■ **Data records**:
==============================

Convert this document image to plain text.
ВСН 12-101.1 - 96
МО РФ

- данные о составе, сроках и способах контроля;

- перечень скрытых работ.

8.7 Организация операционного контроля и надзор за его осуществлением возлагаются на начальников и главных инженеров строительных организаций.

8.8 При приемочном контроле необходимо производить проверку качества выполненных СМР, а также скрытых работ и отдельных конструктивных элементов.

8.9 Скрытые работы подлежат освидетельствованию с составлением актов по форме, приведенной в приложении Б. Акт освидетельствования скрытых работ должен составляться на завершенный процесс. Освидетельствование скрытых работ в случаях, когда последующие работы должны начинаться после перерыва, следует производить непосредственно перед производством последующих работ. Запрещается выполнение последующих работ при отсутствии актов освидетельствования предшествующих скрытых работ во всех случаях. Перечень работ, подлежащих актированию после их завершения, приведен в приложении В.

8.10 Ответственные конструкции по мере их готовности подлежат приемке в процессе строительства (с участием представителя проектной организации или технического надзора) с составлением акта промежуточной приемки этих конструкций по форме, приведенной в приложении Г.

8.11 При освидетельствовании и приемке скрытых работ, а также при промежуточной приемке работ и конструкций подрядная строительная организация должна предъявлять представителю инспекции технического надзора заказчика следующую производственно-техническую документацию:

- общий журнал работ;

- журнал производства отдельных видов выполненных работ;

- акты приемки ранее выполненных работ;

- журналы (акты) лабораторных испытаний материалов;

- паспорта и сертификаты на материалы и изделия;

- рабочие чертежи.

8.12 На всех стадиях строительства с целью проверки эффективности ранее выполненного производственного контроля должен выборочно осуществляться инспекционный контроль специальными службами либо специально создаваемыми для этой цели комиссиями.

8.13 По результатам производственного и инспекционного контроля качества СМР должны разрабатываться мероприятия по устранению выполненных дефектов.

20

==============================

■ **Exercise requirements**:
Print all of the data exactly as it was given.

■ **Response**:
Convert this document image to plain text.
ВСН 12-101.1 - 96
МО РФ

- данные о составе, сроках и способах контроля;

- перечень скрытых работ.

8.7 Организация операционного контроля и надзор за его осуществлением возлагаются на начальников и главных инженеров строительных организаций.

8.8 При приемочном контроле необходимо производить проверку качества выполненных СМР, а также скрытых работ и отдельных конструктивных элементов.

8.9 Скрытые работы подлежат освидетельствованию с составлением актов по форме, приведенной в приложении Б. Акт освидетельствования скрытых работ должен составляться на завершенный процесс. Освидетельствование скрытых работ в случаях, когда последующие работы должны начинаться после перерыва, следует производить непосредственно перед производством последующих работ. Запрещается выполнение последующих работ при отсутствии актов освидетельствования предшествующих скрытых работ во всех случаях. Перечень работ, подлежащих актированию после их завершения, приведен в приложении В.

8.10 Ответственные конструкции по мере их готовности подлежат приемке в процессе строительства (с участием представителя проектной организации или технического надзора) с составлением акта промежуточной приемки этих конструкций по форме, приведенной в приложении Г.

8.11 При освидетельствовании и приемке скрытых работ, а также при промежуточной приемке работ и конструкций подрядная строительная организация должна предъявлять представителю инспекции технического надзора заказчика следующую производственно-техническую документацию:

- общий журнал работ;

- журнал производства отдельных видов выполненных работ;

- акты приемки ранее выполненных работ;

- журналы (акты) лабораторных испытаний материалов;

- паспорта и сертификаты на материалы и изделия;

- рабочие чертежи.

8.12 На всех стадиях строительства с целью проверки эффективности ранее выполненного производственного контроля должен выборочно осуществляться инспекционный контроль специальными службами либо специально создаваемыми для этой цели комиссиями.

8.13 По результатам производственного и инспекционного контроля качества СМР должны разрабатываться мероприятия по устранению выполненных дефектов.

20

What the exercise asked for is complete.